Given request:
Carry forward the account below of a delivery manager running a Scrum team, beginning right after its final sentence about code reviews that were rejected. The listing that follows the account is not part of it.

Text to read:
It is my pleasure to lead a software development team as a Delivery Manager. My team consists of a Solution Architect, a Staff Developer, three developers, a Business System Analyst, and two QA's. We use the Scrum agile framework to work iteratively. Normally, the ONE role that you could argue is required to use Scrum is a Scrum Master. My team does not have one. I act as the Scrum Master for my team. That may be less than ideal, but I get the job done.
Scrum typically has four meetings. First, there is the sprint planning meeting. A sprint is a block of time in which the team will build, test, and deliver software features & fixes. In my experience, sprints are usually two weeks long, but it can vary by organization or team. In a sprint planning meeting, the team selects work from a prioritized backlog of work items and assigns the work to developers.
Once there are stories on the board, the typical Scrum team will have a daily stand-up to discuss progress, roadblocks, and more. I've experienced both informal and formal stand-up meetings. Informal means no official "script" to follow and no hard time limits. I've been in formal stand-up meetings where there was a specific way to do an update and a time limit to deliver it.
Once the sprint is over and the work is ready to deploy, there is a sprint review meeting with stakeholders or the people who requested the work. Ideally, functional code is demonstrated. The goal of this meeting is to get stakeholder feedback and approval so the code can be deployed to production. For my team, we build web APIs, so we use a tool like Postman to demonstrate that our APIs work as requested. I've seen sprint reviews run by Product Owners before, but on my team, each developer shares the results of their work. I like how this model gives each developer experience with presenting to business users.
After the sprint is over, there's one more Scrum meeting to hold: the retrospective meeting. In this meeting, the team discusses what went well and what didn't go well. The team can then vote on the most important topics and take action, if possible, to correct any issues.
During some of my team's retrospective meetings, some concerns were raised about how code reviews were going. One of my developers would pick up a ticket, do the work, and submit the code for review only to have it rejected for various reasons. This often meant there was no time left to fix it before the sprint ended and the ticket would roll to the next sprint. This was very frustrating to all involved. For these tickets, the architect and the developers thought they were all on the same page on how to implement the request only to find out later they were not.

Stored data:
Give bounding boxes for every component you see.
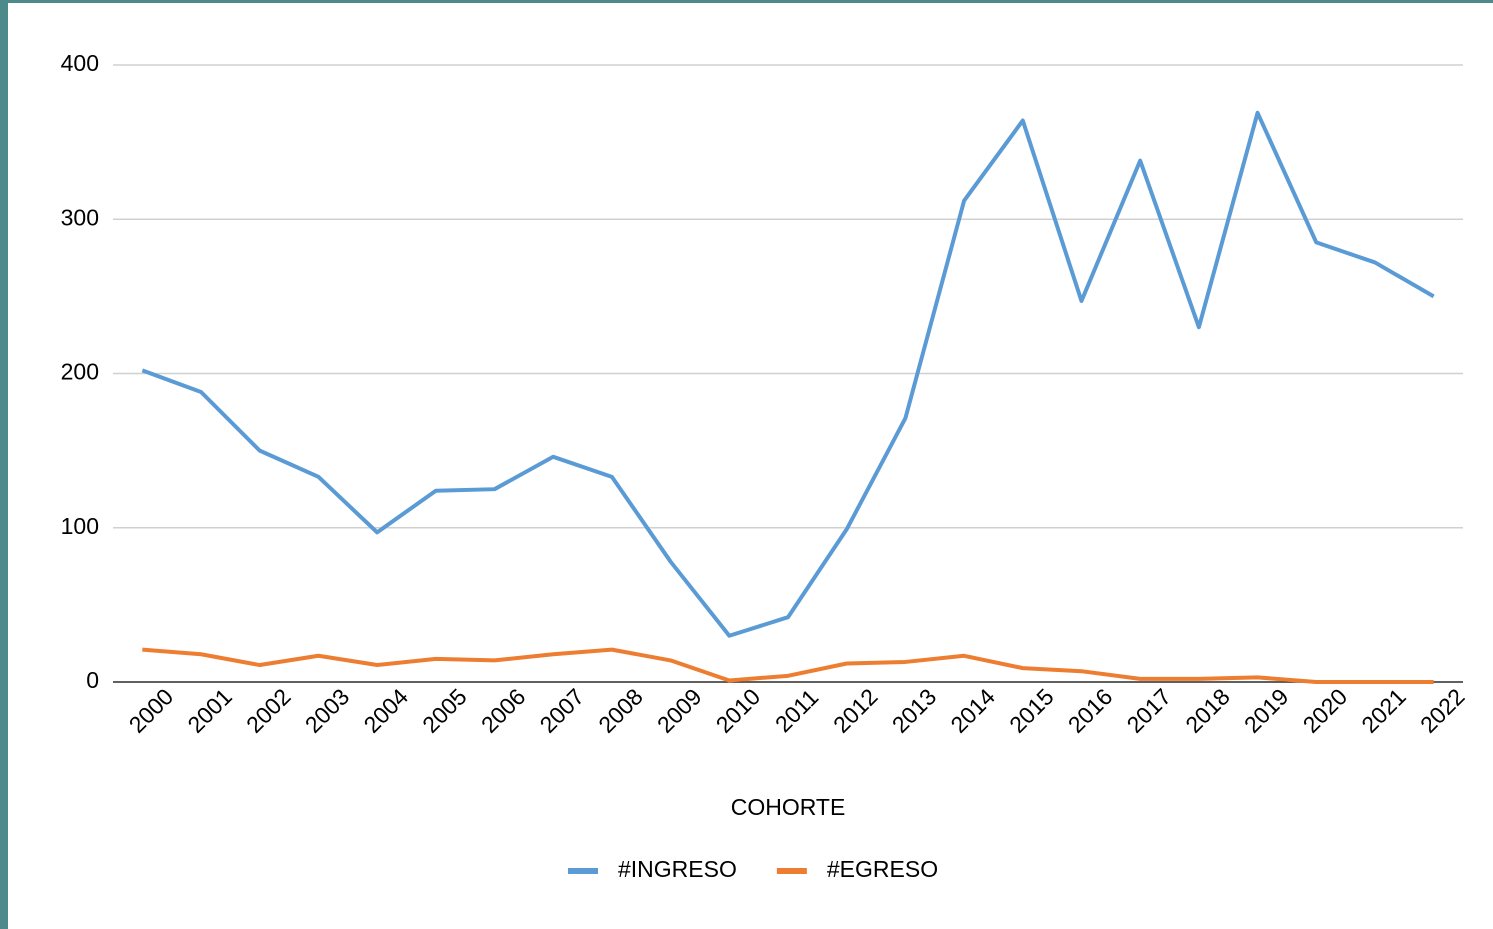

Exercise output:
I took the team's concerns seriously and considered possible solutions. The one I ended up trying with the team splitting the sprint planning meeting into two meetings. The first meeting (a now shorter meeting too!) was the typical sprint planning meeting, but we held it on the last day of the current sprint. After the tickets were assigned to developers, we would end the meeting, and prepare to deploy our deliverables for the current sprint. The developers would also add tasks and implementation details to their tickets in the next sprint. The idea was that each developer would document their intentions related to the implementation of the story. Then, on the first day of the new sprint, we had another short meeting so the entire team could review the developers' intentions and discuss them. By doing this, the developers were more confident going into the sprint that they knew what to build. I also suggested a new team norm be codified that whoever rejects a pull request needs to follow up with the developer and collaborate on getting the code fixed. For some teams, this is obvious, but I wanted to make it clear that there wouldn't be any code rejected and thrown over the wall back to the developers.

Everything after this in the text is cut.